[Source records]
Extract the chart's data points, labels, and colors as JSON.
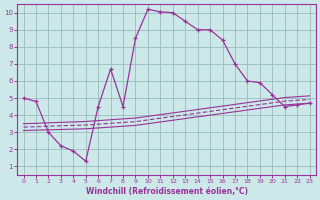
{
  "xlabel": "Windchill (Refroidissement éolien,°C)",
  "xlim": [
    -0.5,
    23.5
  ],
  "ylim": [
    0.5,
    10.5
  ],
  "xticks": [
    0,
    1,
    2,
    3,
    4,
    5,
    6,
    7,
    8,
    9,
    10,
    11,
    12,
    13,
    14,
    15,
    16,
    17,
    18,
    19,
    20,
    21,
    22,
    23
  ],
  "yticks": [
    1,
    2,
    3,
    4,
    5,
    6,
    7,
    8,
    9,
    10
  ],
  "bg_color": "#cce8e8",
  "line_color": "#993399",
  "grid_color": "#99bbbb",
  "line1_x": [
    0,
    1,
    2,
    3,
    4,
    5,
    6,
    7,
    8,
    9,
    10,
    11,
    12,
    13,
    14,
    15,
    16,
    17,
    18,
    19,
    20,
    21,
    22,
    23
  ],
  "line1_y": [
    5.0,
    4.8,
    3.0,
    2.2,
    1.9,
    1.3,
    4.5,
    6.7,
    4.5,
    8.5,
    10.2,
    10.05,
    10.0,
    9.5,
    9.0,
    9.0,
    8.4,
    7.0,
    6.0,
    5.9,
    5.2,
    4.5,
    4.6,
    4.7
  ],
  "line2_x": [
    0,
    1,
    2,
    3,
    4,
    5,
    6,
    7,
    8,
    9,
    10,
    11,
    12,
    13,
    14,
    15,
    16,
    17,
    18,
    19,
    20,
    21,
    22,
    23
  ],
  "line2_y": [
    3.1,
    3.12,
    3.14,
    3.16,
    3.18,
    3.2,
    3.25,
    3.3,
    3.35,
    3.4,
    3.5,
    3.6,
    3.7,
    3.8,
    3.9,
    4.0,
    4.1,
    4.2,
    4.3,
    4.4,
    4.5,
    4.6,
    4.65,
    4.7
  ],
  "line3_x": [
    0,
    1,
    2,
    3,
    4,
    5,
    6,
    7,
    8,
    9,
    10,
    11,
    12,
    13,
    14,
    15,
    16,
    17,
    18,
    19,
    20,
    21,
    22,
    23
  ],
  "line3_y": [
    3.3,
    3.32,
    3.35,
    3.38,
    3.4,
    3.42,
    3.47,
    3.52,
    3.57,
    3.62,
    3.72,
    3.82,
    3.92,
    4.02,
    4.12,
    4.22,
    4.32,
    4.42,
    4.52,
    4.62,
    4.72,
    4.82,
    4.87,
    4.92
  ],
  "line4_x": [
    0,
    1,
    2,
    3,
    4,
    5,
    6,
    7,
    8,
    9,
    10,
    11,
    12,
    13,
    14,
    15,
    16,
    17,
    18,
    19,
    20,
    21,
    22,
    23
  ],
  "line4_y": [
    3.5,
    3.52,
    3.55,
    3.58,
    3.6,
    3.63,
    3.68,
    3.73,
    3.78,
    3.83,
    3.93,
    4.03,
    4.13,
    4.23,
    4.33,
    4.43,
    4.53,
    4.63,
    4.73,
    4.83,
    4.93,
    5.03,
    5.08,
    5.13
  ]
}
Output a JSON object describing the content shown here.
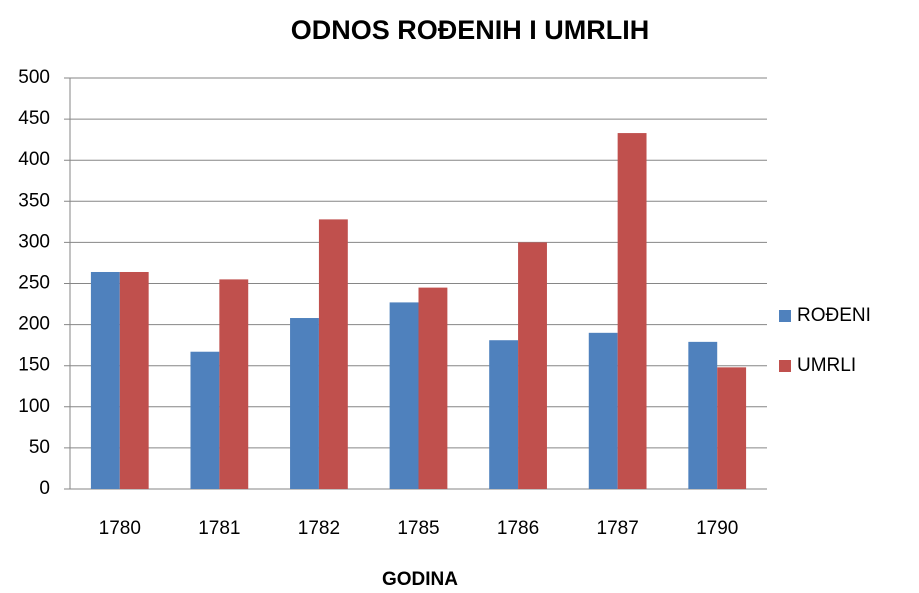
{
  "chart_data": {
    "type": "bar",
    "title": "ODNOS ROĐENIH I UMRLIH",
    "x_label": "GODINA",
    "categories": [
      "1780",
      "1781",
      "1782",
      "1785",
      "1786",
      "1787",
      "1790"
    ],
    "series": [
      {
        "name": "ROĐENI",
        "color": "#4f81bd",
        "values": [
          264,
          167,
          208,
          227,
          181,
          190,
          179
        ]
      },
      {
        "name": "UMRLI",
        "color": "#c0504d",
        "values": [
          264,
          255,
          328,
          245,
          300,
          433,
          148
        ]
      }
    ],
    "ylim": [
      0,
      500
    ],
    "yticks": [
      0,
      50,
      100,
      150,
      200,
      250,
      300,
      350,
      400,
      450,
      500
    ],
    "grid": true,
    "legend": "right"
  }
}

> _Challenge_: List every line above that contains the word "JSON".

> _Worked solution_:
Extract the chart's data points, labels, and colors as JSON.
Output a JSON object describing the content shown here.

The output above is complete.